Short problem:
Pictures in the records should not be copied, but every other part must be repeated exactly.
======== Raw records
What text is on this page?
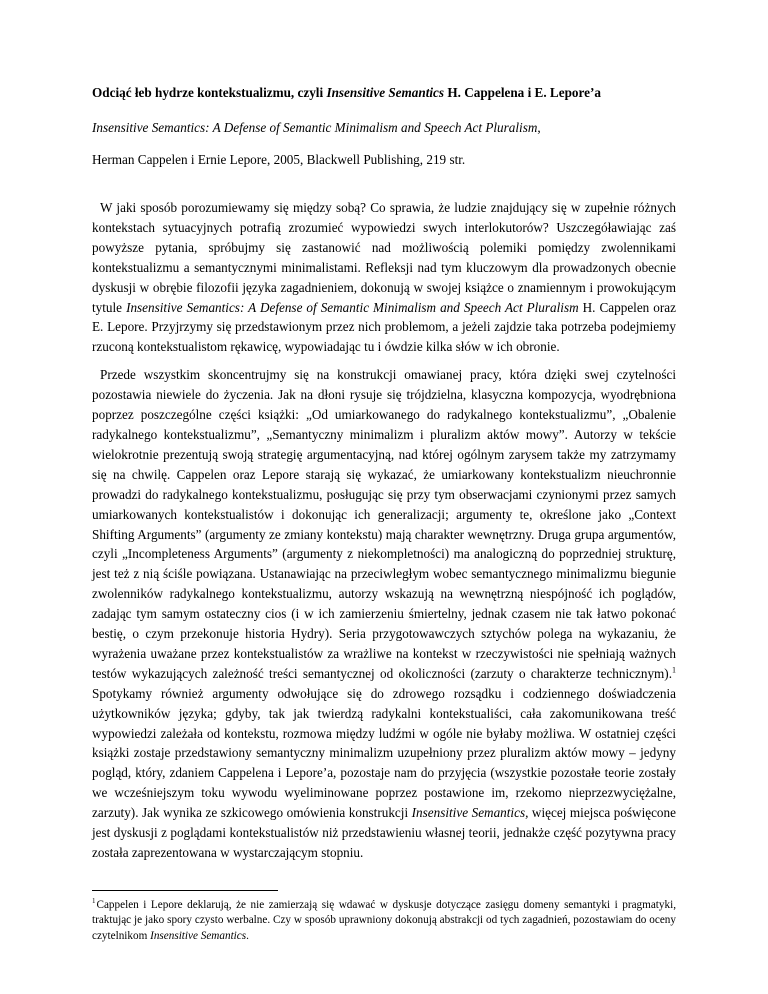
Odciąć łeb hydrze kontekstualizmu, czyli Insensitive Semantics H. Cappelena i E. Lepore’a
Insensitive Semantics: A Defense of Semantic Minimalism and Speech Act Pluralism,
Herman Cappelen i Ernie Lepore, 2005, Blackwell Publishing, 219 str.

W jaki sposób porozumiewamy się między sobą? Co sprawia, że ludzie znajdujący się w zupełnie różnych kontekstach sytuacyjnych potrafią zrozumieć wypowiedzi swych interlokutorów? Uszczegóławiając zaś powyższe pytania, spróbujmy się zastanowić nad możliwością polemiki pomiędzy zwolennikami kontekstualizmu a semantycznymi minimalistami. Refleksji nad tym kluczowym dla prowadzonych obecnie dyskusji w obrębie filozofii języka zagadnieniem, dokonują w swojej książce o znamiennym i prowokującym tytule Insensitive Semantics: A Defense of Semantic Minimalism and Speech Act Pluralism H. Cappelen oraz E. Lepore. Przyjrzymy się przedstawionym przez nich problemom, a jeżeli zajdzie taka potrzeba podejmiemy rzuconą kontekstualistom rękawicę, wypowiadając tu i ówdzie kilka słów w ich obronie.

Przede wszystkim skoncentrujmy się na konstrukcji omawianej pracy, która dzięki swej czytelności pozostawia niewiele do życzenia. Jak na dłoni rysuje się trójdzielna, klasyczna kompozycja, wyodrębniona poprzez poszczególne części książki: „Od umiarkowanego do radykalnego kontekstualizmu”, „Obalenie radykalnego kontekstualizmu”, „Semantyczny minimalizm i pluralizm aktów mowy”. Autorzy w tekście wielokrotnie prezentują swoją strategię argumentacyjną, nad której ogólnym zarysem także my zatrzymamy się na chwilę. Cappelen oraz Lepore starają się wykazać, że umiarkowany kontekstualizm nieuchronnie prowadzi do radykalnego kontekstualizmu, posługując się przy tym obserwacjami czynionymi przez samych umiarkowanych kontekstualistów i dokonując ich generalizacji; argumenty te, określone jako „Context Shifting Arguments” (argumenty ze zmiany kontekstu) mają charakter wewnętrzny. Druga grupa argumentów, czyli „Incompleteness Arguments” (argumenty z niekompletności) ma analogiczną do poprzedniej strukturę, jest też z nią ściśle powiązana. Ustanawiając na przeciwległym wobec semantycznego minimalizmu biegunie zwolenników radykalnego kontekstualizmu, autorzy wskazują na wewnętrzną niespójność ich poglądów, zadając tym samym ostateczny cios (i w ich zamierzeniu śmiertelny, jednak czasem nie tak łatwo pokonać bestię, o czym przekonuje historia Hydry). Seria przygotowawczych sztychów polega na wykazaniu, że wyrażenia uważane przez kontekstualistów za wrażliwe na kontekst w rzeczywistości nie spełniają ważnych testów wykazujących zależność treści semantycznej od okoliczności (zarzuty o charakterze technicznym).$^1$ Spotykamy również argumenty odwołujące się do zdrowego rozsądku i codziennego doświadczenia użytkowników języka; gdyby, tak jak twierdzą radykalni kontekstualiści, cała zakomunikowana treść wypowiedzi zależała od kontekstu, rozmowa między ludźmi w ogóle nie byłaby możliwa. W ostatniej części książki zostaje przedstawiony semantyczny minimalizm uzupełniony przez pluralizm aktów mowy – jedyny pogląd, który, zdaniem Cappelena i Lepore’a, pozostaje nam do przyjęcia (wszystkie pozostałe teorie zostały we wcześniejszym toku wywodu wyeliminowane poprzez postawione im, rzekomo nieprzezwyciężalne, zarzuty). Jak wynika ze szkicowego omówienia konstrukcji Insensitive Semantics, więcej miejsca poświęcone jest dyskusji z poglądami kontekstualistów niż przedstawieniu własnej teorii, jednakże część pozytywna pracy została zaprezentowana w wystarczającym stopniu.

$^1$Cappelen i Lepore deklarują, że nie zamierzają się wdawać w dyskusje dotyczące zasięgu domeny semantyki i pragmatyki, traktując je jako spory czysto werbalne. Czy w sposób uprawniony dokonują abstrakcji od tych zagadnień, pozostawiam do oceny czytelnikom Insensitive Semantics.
================
Task output:
What text is on this page?
Odciąć łeb hydrze kontekstualizmu, czyli Insensitive Semantics H. Cappelena i E. Lepore’a
Insensitive Semantics: A Defense of Semantic Minimalism and Speech Act Pluralism,
Herman Cappelen i Ernie Lepore, 2005, Blackwell Publishing, 219 str.

W jaki sposób porozumiewamy się między sobą? Co sprawia, że ludzie znajdujący się w zupełnie różnych kontekstach sytuacyjnych potrafią zrozumieć wypowiedzi swych interlokutorów? Uszczegóławiając zaś powyższe pytania, spróbujmy się zastanowić nad możliwością polemiki pomiędzy zwolennikami kontekstualizmu a semantycznymi minimalistami. Refleksji nad tym kluczowym dla prowadzonych obecnie dyskusji w obrębie filozofii języka zagadnieniem, dokonują w swojej książce o znamiennym i prowokującym tytule Insensitive Semantics: A Defense of Semantic Minimalism and Speech Act Pluralism H. Cappelen oraz E. Lepore. Przyjrzymy się przedstawionym przez nich problemom, a jeżeli zajdzie taka potrzeba podejmiemy rzuconą kontekstualistom rękawicę, wypowiadając tu i ówdzie kilka słów w ich obronie.

Przede wszystkim skoncentrujmy się na konstrukcji omawianej pracy, która dzięki swej czytelności pozostawia niewiele do życzenia. Jak na dłoni rysuje się trójdzielna, klasyczna kompozycja, wyodrębniona poprzez poszczególne części książki: „Od umiarkowanego do radykalnego kontekstualizmu”, „Obalenie radykalnego kontekstualizmu”, „Semantyczny minimalizm i pluralizm aktów mowy”. Autorzy w tekście wielokrotnie prezentują swoją strategię argumentacyjną, nad której ogólnym zarysem także my zatrzymamy się na chwilę. Cappelen oraz Lepore starają się wykazać, że umiarkowany kontekstualizm nieuchronnie prowadzi do radykalnego kontekstualizmu, posługując się przy tym obserwacjami czynionymi przez samych umiarkowanych kontekstualistów i dokonując ich generalizacji; argumenty te, określone jako „Context Shifting Arguments” (argumenty ze zmiany kontekstu) mają charakter wewnętrzny. Druga grupa argumentów, czyli „Incompleteness Arguments” (argumenty z niekompletności) ma analogiczną do poprzedniej strukturę, jest też z nią ściśle powiązana. Ustanawiając na przeciwległym wobec semantycznego minimalizmu biegunie zwolenników radykalnego kontekstualizmu, autorzy wskazują na wewnętrzną niespójność ich poglądów, zadając tym samym ostateczny cios (i w ich zamierzeniu śmiertelny, jednak czasem nie tak łatwo pokonać bestię, o czym przekonuje historia Hydry). Seria przygotowawczych sztychów polega na wykazaniu, że wyrażenia uważane przez kontekstualistów za wrażliwe na kontekst w rzeczywistości nie spełniają ważnych testów wykazujących zależność treści semantycznej od okoliczności (zarzuty o charakterze technicznym).$^1$ Spotykamy również argumenty odwołujące się do zdrowego rozsądku i codziennego doświadczenia użytkowników języka; gdyby, tak jak twierdzą radykalni kontekstualiści, cała zakomunikowana treść wypowiedzi zależała od kontekstu, rozmowa między ludźmi w ogóle nie byłaby możliwa. W ostatniej części książki zostaje przedstawiony semantyczny minimalizm uzupełniony przez pluralizm aktów mowy – jedyny pogląd, który, zdaniem Cappelena i Lepore’a, pozostaje nam do przyjęcia (wszystkie pozostałe teorie zostały we wcześniejszym toku wywodu wyeliminowane poprzez postawione im, rzekomo nieprzezwyciężalne, zarzuty). Jak wynika ze szkicowego omówienia konstrukcji Insensitive Semantics, więcej miejsca poświęcone jest dyskusji z poglądami kontekstualistów niż przedstawieniu własnej teorii, jednakże część pozytywna pracy została zaprezentowana w wystarczającym stopniu.

$^1$Cappelen i Lepore deklarują, że nie zamierzają się wdawać w dyskusje dotyczące zasięgu domeny semantyki i pragmatyki, traktując je jako spory czysto werbalne. Czy w sposób uprawniony dokonują abstrakcji od tych zagadnień, pozostawiam do oceny czytelnikom Insensitive Semantics.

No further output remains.